[REQUIREMENT]
Read the listing and extract each line that includes the word "this".

[DATASET RECORDS]

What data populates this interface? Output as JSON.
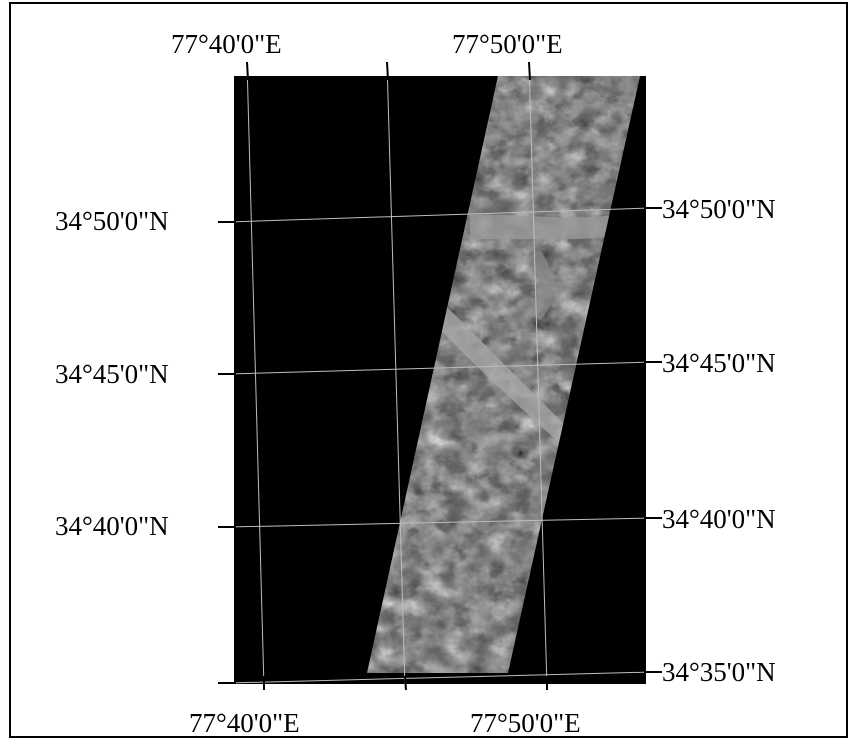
{
  "map": {
    "background_color": "#000000",
    "graticule_color": "#bdbdbd",
    "imagery_description": "satellite image strip",
    "top_longitude_labels": [
      "77°40'0\"E",
      "77°50'0\"E"
    ],
    "bottom_longitude_labels": [
      "77°40'0\"E",
      "77°50'0\"E"
    ],
    "left_latitude_labels": [
      "34°50'0\"N",
      "34°45'0\"N",
      "34°40'0\"N"
    ],
    "right_latitude_labels": [
      "34°50'0\"N",
      "34°45'0\"N",
      "34°40'0\"N",
      "34°35'0\"N"
    ]
  }
}
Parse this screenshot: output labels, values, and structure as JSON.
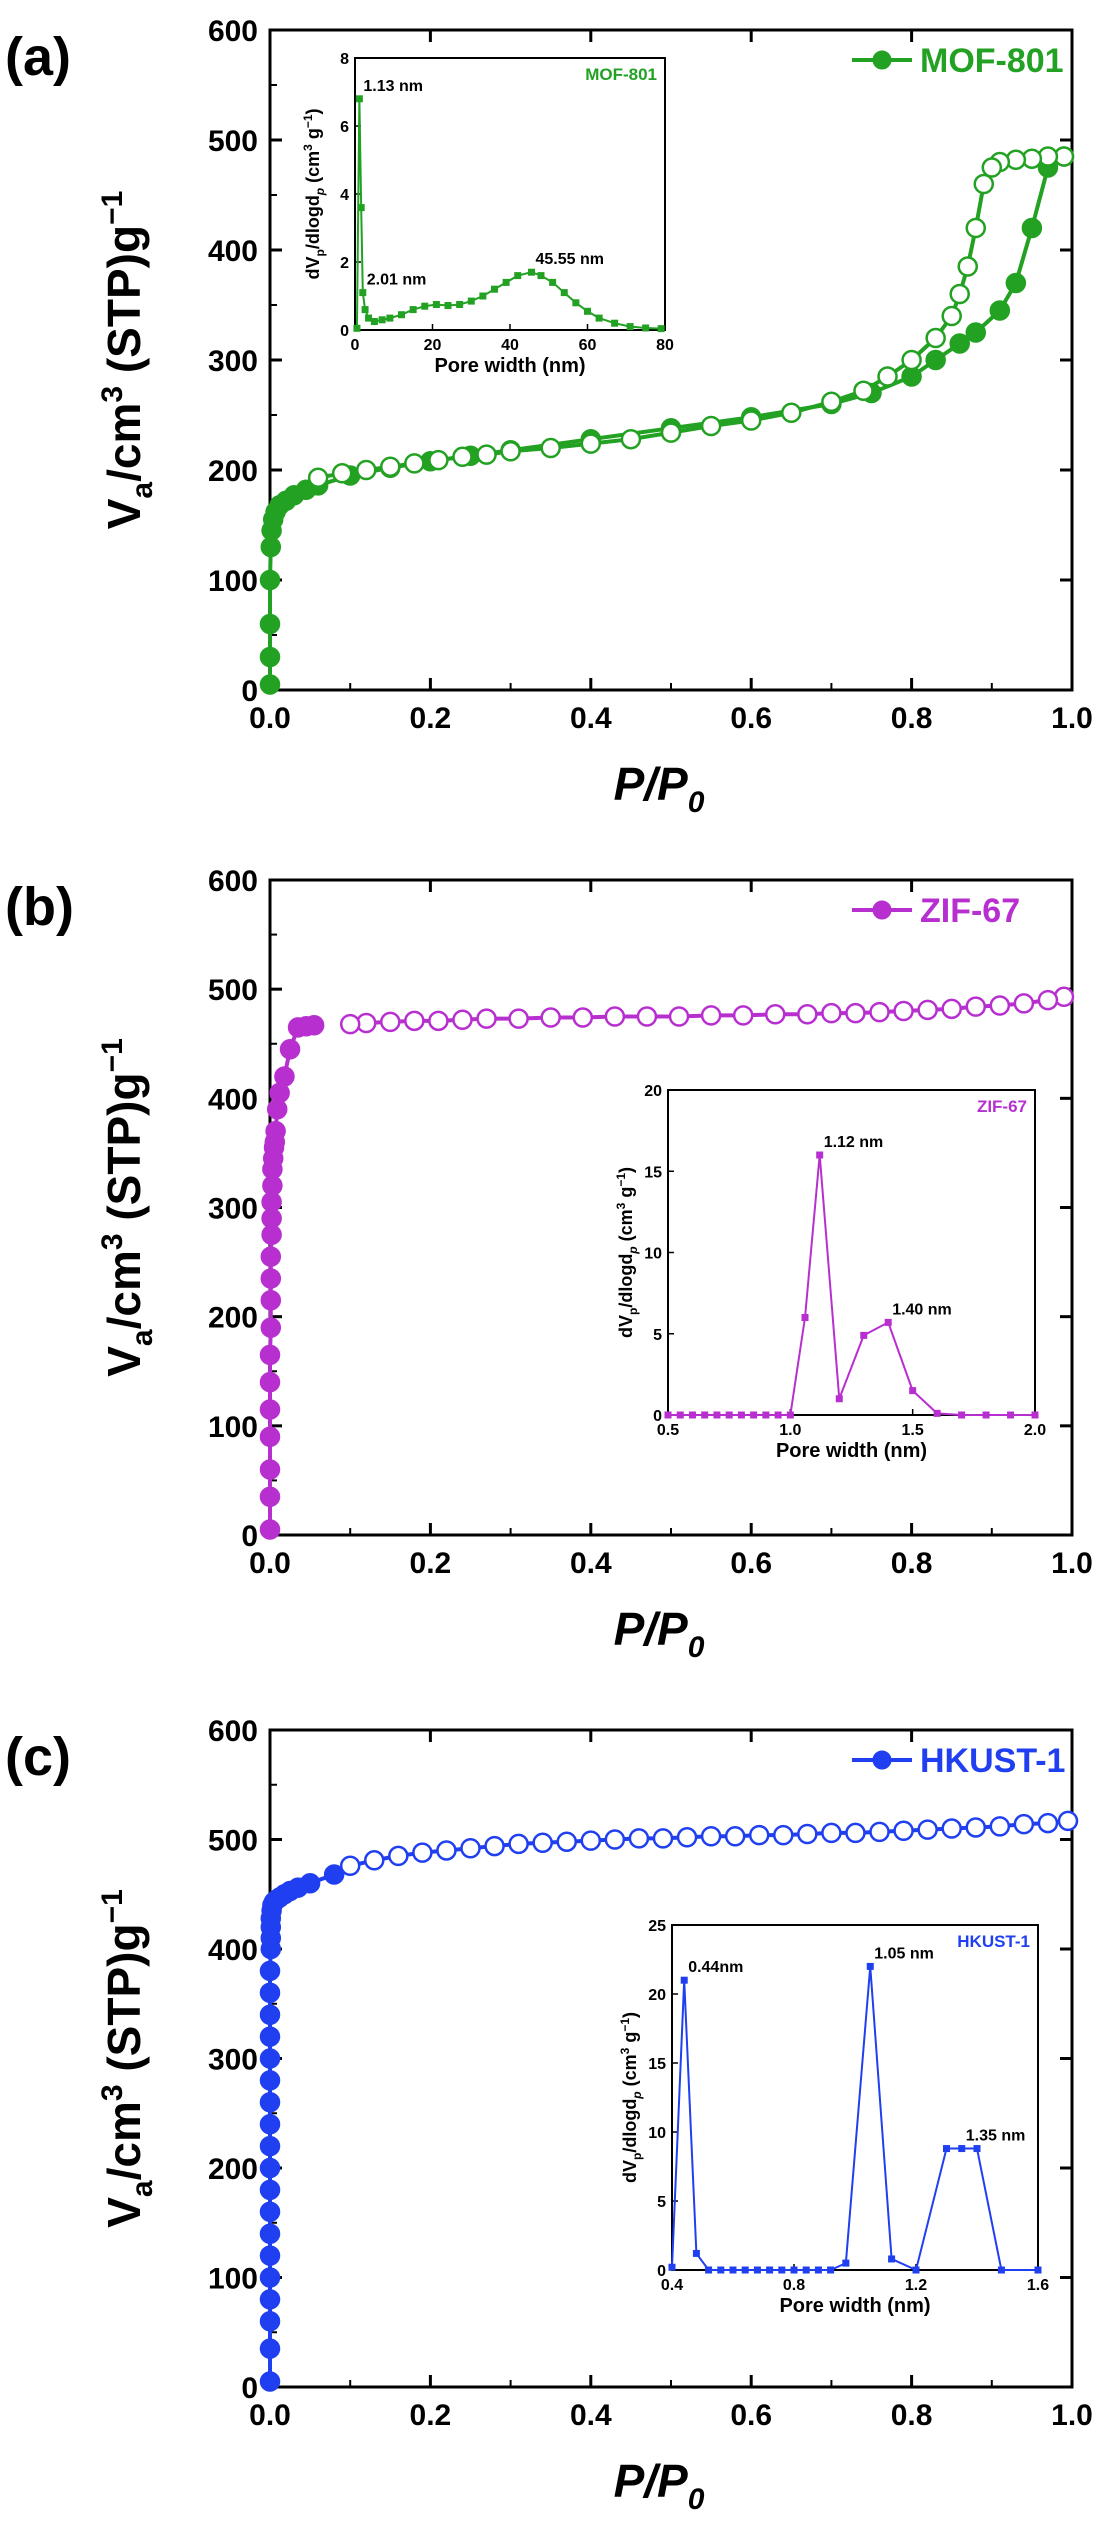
{
  "colors": {
    "mof801": "#22a122",
    "zif67": "#b82fd0",
    "hkust1": "#1f3ff0",
    "axis": "#000000"
  },
  "chart_data": [
    {
      "type": "line",
      "panel_label": "(a)",
      "legend": "MOF-801",
      "xlabel_main": "P/P",
      "xlabel_sub": "0",
      "ylabel_main": "V",
      "ylabel_sub": "a",
      "ylabel_rest": "/cm",
      "ylabel_sup1": "3",
      "ylabel_tail": " (STP)g",
      "ylabel_sup2": "−1",
      "xlim": [
        0,
        1.0
      ],
      "ylim": [
        0,
        600
      ],
      "xticks": [
        "0.0",
        "0.2",
        "0.4",
        "0.6",
        "0.8",
        "1.0"
      ],
      "yticks": [
        "0",
        "100",
        "200",
        "300",
        "400",
        "500",
        "600"
      ],
      "series": [
        {
          "name": "adsorption",
          "marker": "filled",
          "x": [
            0.0,
            0.0,
            0.0,
            0.0,
            0.001,
            0.002,
            0.004,
            0.007,
            0.012,
            0.02,
            0.03,
            0.045,
            0.06,
            0.1,
            0.15,
            0.2,
            0.25,
            0.3,
            0.4,
            0.5,
            0.6,
            0.7,
            0.75,
            0.8,
            0.83,
            0.86,
            0.88,
            0.91,
            0.93,
            0.95,
            0.97,
            0.99
          ],
          "y": [
            5,
            30,
            60,
            100,
            130,
            145,
            155,
            162,
            168,
            172,
            177,
            182,
            186,
            195,
            202,
            208,
            213,
            218,
            228,
            238,
            248,
            260,
            270,
            285,
            300,
            315,
            325,
            345,
            370,
            420,
            475,
            485
          ]
        },
        {
          "name": "desorption",
          "marker": "open",
          "x": [
            0.99,
            0.97,
            0.95,
            0.93,
            0.91,
            0.9,
            0.89,
            0.88,
            0.87,
            0.86,
            0.85,
            0.83,
            0.8,
            0.77,
            0.74,
            0.7,
            0.65,
            0.6,
            0.55,
            0.5,
            0.45,
            0.4,
            0.35,
            0.3,
            0.27,
            0.24,
            0.21,
            0.18,
            0.15,
            0.12,
            0.09,
            0.06
          ],
          "y": [
            485,
            485,
            483,
            482,
            480,
            475,
            460,
            420,
            385,
            360,
            340,
            320,
            300,
            285,
            272,
            262,
            252,
            245,
            240,
            234,
            228,
            224,
            220,
            217,
            214,
            212,
            209,
            206,
            203,
            200,
            197,
            193
          ]
        }
      ],
      "inset": {
        "legend": "MOF-801",
        "xlabel": "Pore width (nm)",
        "ylabel_main": "dV",
        "ylabel_sub1": "p",
        "ylabel_mid": "/dlogd",
        "ylabel_sub2": "p",
        "ylabel_rest": " (cm",
        "ylabel_sup1": "3",
        "ylabel_mid2": " g",
        "ylabel_sup2": "−1",
        "ylabel_end": ")",
        "xlim": [
          0,
          80
        ],
        "ylim": [
          0,
          8
        ],
        "xticks": [
          "0",
          "20",
          "40",
          "60",
          "80"
        ],
        "yticks": [
          "0",
          "2",
          "4",
          "6",
          "8"
        ],
        "x": [
          0.5,
          1.13,
          1.6,
          2.01,
          2.6,
          3.5,
          5,
          7,
          9,
          12,
          15,
          18,
          21,
          24,
          27,
          30,
          33,
          36,
          39,
          42,
          45.55,
          48,
          51,
          54,
          57,
          60,
          63,
          67,
          71,
          75,
          79
        ],
        "y": [
          0.05,
          6.8,
          3.6,
          1.1,
          0.6,
          0.35,
          0.25,
          0.3,
          0.35,
          0.45,
          0.6,
          0.7,
          0.75,
          0.72,
          0.75,
          0.85,
          1.0,
          1.2,
          1.4,
          1.6,
          1.7,
          1.6,
          1.4,
          1.1,
          0.8,
          0.55,
          0.35,
          0.2,
          0.1,
          0.06,
          0.04
        ],
        "annotations": [
          {
            "text": "1.13 nm",
            "x": 1.13,
            "y": 6.8
          },
          {
            "text": "2.01 nm",
            "x": 2.01,
            "y": 1.1
          },
          {
            "text": "45.55 nm",
            "x": 45.55,
            "y": 1.7
          }
        ]
      }
    },
    {
      "type": "line",
      "panel_label": "(b)",
      "legend": "ZIF-67",
      "xlabel_main": "P/P",
      "xlabel_sub": "0",
      "ylabel_main": "V",
      "ylabel_sub": "a",
      "ylabel_rest": "/cm",
      "ylabel_sup1": "3",
      "ylabel_tail": " (STP)g",
      "ylabel_sup2": "−1",
      "xlim": [
        0,
        1.0
      ],
      "ylim": [
        0,
        600
      ],
      "xticks": [
        "0.0",
        "0.2",
        "0.4",
        "0.6",
        "0.8",
        "1.0"
      ],
      "yticks": [
        "0",
        "100",
        "200",
        "300",
        "400",
        "500",
        "600"
      ],
      "series": [
        {
          "name": "adsorption",
          "marker": "filled",
          "x": [
            0.0,
            0.0,
            0.0,
            0.0,
            0.0,
            0.0,
            0.0,
            0.001,
            0.001,
            0.001,
            0.001,
            0.002,
            0.002,
            0.002,
            0.003,
            0.003,
            0.004,
            0.005,
            0.006,
            0.007,
            0.009,
            0.012,
            0.018,
            0.025,
            0.035,
            0.045,
            0.055
          ],
          "y": [
            5,
            35,
            60,
            90,
            115,
            140,
            165,
            190,
            215,
            235,
            255,
            275,
            290,
            305,
            320,
            335,
            345,
            355,
            360,
            370,
            390,
            405,
            420,
            445,
            465,
            466,
            467
          ]
        },
        {
          "name": "desorption",
          "marker": "open",
          "x": [
            0.99,
            0.97,
            0.94,
            0.91,
            0.88,
            0.85,
            0.82,
            0.79,
            0.76,
            0.73,
            0.7,
            0.67,
            0.63,
            0.59,
            0.55,
            0.51,
            0.47,
            0.43,
            0.39,
            0.35,
            0.31,
            0.27,
            0.24,
            0.21,
            0.18,
            0.15,
            0.12,
            0.1
          ],
          "y": [
            493,
            490,
            487,
            485,
            484,
            482,
            481,
            480,
            479,
            478,
            478,
            477,
            477,
            476,
            476,
            475,
            475,
            475,
            474,
            474,
            473,
            473,
            472,
            471,
            471,
            470,
            469,
            468
          ]
        }
      ],
      "inset": {
        "legend": "ZIF-67",
        "xlabel": "Pore width (nm)",
        "ylabel_main": "dV",
        "ylabel_sub1": "p",
        "ylabel_mid": "/dlogd",
        "ylabel_sub2": "p",
        "ylabel_rest": " (cm",
        "ylabel_sup1": "3",
        "ylabel_mid2": " g",
        "ylabel_sup2": "−1",
        "ylabel_end": ")",
        "xlim": [
          0.5,
          2.0
        ],
        "ylim": [
          0,
          20
        ],
        "xticks": [
          "0.5",
          "1.0",
          "1.5",
          "2.0"
        ],
        "yticks": [
          "0",
          "5",
          "10",
          "15",
          "20"
        ],
        "x": [
          0.5,
          0.55,
          0.6,
          0.65,
          0.7,
          0.75,
          0.8,
          0.85,
          0.9,
          0.95,
          1.0,
          1.06,
          1.12,
          1.2,
          1.3,
          1.4,
          1.5,
          1.6,
          1.7,
          1.8,
          1.9,
          2.0
        ],
        "y": [
          0,
          0,
          0,
          0,
          0,
          0,
          0,
          0,
          0,
          0,
          0,
          6,
          16,
          1,
          4.9,
          5.7,
          1.5,
          0.1,
          0,
          0,
          0,
          0
        ],
        "annotations": [
          {
            "text": "1.12 nm",
            "x": 1.12,
            "y": 16
          },
          {
            "text": "1.40 nm",
            "x": 1.4,
            "y": 5.7
          }
        ]
      }
    },
    {
      "type": "line",
      "panel_label": "(c)",
      "legend": "HKUST-1",
      "xlabel_main": "P/P",
      "xlabel_sub": "0",
      "ylabel_main": "V",
      "ylabel_sub": "a",
      "ylabel_rest": "/cm",
      "ylabel_sup1": "3",
      "ylabel_tail": " (STP)g",
      "ylabel_sup2": "−1",
      "xlim": [
        0,
        1.0
      ],
      "ylim": [
        0,
        600
      ],
      "xticks": [
        "0.0",
        "0.2",
        "0.4",
        "0.6",
        "0.8",
        "1.0"
      ],
      "yticks": [
        "0",
        "100",
        "200",
        "300",
        "400",
        "500",
        "600"
      ],
      "series": [
        {
          "name": "adsorption",
          "marker": "filled",
          "x": [
            0.0,
            0.0,
            0.0,
            0.0,
            0.0,
            0.0,
            0.0,
            0.0,
            0.0,
            0.0,
            0.0,
            0.0,
            0.0,
            0.0,
            0.0,
            0.0,
            0.0,
            0.0,
            0.0,
            0.001,
            0.001,
            0.001,
            0.001,
            0.002,
            0.003,
            0.005,
            0.008,
            0.012,
            0.018,
            0.025,
            0.035,
            0.05,
            0.08
          ],
          "y": [
            5,
            35,
            60,
            80,
            100,
            120,
            140,
            160,
            180,
            200,
            220,
            240,
            260,
            280,
            300,
            320,
            340,
            360,
            380,
            400,
            410,
            420,
            428,
            435,
            440,
            443,
            445,
            447,
            450,
            453,
            456,
            460,
            468
          ]
        },
        {
          "name": "desorption",
          "marker": "open",
          "x": [
            0.995,
            0.97,
            0.94,
            0.91,
            0.88,
            0.85,
            0.82,
            0.79,
            0.76,
            0.73,
            0.7,
            0.67,
            0.64,
            0.61,
            0.58,
            0.55,
            0.52,
            0.49,
            0.46,
            0.43,
            0.4,
            0.37,
            0.34,
            0.31,
            0.28,
            0.25,
            0.22,
            0.19,
            0.16,
            0.13,
            0.1
          ],
          "y": [
            517,
            515,
            514,
            512,
            511,
            510,
            509,
            508,
            507,
            506,
            506,
            505,
            504,
            504,
            503,
            503,
            502,
            501,
            501,
            500,
            499,
            498,
            497,
            496,
            494,
            492,
            490,
            488,
            485,
            481,
            476
          ]
        }
      ],
      "inset": {
        "legend": "HKUST-1",
        "xlabel": "Pore width (nm)",
        "ylabel_main": "dV",
        "ylabel_sub1": "p",
        "ylabel_mid": "/dlogd",
        "ylabel_sub2": "p",
        "ylabel_rest": " (cm",
        "ylabel_sup1": "3",
        "ylabel_mid2": " g",
        "ylabel_sup2": "−1",
        "ylabel_end": ")",
        "xlim": [
          0.4,
          1.6
        ],
        "ylim": [
          0,
          25
        ],
        "xticks": [
          "0.4",
          "0.8",
          "1.2",
          "1.6"
        ],
        "yticks": [
          "0",
          "5",
          "10",
          "15",
          "20",
          "25"
        ],
        "x": [
          0.4,
          0.44,
          0.48,
          0.52,
          0.56,
          0.6,
          0.64,
          0.68,
          0.72,
          0.76,
          0.8,
          0.84,
          0.88,
          0.92,
          0.97,
          1.05,
          1.12,
          1.2,
          1.3,
          1.35,
          1.4,
          1.48,
          1.6
        ],
        "y": [
          0.2,
          21,
          1.2,
          0,
          0,
          0,
          0,
          0,
          0,
          0,
          0,
          0,
          0,
          0,
          0.5,
          22,
          0.8,
          0,
          8.8,
          8.8,
          8.8,
          0,
          0
        ],
        "annotations": [
          {
            "text": "0.44nm",
            "x": 0.44,
            "y": 21
          },
          {
            "text": "1.05 nm",
            "x": 1.05,
            "y": 22
          },
          {
            "text": "1.35 nm",
            "x": 1.35,
            "y": 8.8
          }
        ]
      }
    }
  ]
}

[COMPLETE OUTPUT]
What data populates this interface? Output as JSON.
Parse this screenshot: output labels, values, and structure as JSON.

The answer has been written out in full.